Here are some records; copy every line that holds the word "text".

#### The input

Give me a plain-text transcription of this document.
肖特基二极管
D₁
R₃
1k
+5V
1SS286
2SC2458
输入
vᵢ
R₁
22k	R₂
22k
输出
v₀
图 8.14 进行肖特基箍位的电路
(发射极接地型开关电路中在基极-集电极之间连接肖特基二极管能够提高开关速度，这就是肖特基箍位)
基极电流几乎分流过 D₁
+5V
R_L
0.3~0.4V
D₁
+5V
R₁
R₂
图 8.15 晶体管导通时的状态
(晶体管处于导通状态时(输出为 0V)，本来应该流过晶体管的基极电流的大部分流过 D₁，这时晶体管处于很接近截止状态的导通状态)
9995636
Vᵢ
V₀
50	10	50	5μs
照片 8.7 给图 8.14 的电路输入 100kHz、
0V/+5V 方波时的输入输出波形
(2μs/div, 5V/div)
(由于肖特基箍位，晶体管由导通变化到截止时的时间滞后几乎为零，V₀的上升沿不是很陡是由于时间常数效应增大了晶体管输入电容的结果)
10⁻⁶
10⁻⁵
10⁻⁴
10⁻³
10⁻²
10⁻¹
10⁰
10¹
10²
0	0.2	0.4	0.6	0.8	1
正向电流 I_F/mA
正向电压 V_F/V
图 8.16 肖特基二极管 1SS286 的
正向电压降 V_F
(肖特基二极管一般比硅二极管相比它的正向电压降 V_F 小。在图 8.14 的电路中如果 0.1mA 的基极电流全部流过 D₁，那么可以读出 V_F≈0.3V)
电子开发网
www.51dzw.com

########
#### The input

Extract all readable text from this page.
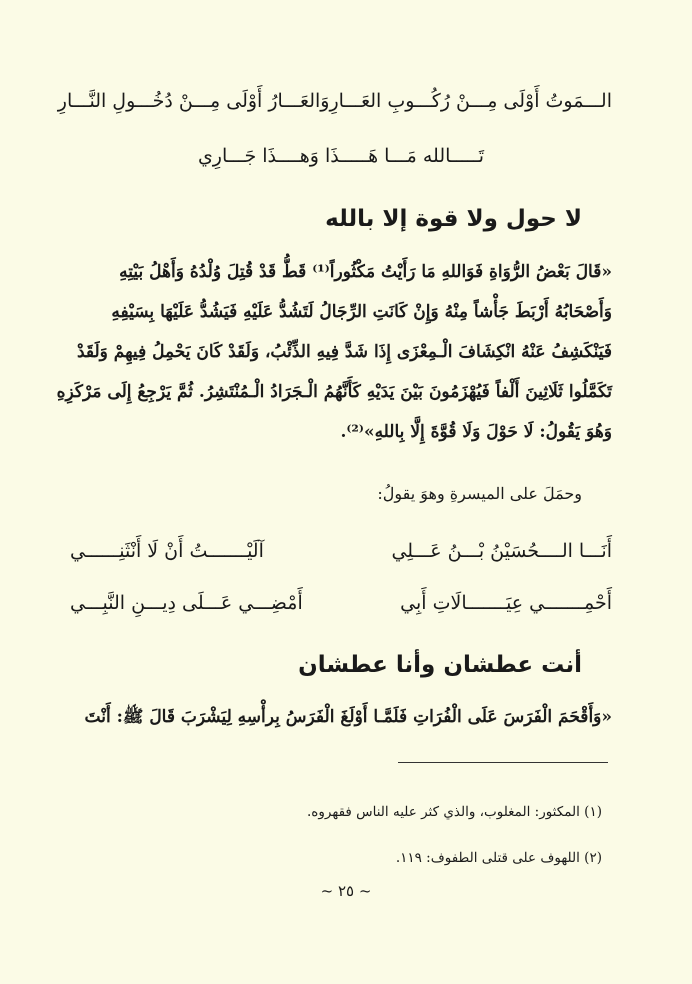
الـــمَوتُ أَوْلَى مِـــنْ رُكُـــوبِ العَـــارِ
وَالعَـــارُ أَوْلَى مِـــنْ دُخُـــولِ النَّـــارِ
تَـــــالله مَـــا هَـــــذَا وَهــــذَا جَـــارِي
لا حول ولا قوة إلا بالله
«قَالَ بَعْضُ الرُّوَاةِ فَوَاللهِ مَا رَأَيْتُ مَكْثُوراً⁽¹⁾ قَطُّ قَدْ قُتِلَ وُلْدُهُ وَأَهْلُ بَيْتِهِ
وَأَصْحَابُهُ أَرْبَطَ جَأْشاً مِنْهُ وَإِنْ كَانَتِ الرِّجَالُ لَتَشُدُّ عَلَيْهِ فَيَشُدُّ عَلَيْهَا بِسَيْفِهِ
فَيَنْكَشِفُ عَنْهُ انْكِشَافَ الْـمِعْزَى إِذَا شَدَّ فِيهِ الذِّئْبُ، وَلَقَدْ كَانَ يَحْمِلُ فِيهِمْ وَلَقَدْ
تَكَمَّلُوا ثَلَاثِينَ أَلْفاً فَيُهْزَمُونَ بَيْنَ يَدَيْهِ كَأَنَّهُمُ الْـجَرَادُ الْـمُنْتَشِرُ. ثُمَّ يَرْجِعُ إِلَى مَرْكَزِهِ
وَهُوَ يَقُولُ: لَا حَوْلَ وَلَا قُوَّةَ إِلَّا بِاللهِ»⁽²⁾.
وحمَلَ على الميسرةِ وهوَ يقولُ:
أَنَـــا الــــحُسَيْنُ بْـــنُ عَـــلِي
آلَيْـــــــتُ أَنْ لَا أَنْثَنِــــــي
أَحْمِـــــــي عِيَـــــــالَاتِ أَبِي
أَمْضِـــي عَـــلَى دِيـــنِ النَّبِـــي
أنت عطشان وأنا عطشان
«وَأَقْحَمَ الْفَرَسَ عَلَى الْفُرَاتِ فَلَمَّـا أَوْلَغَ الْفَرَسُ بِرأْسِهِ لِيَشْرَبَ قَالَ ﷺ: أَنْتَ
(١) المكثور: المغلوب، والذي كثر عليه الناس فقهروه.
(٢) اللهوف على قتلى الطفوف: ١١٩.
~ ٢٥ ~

########

• **Answer to the problem**
Give me a plain-text transcription of this document.
Extract all readable text from this page.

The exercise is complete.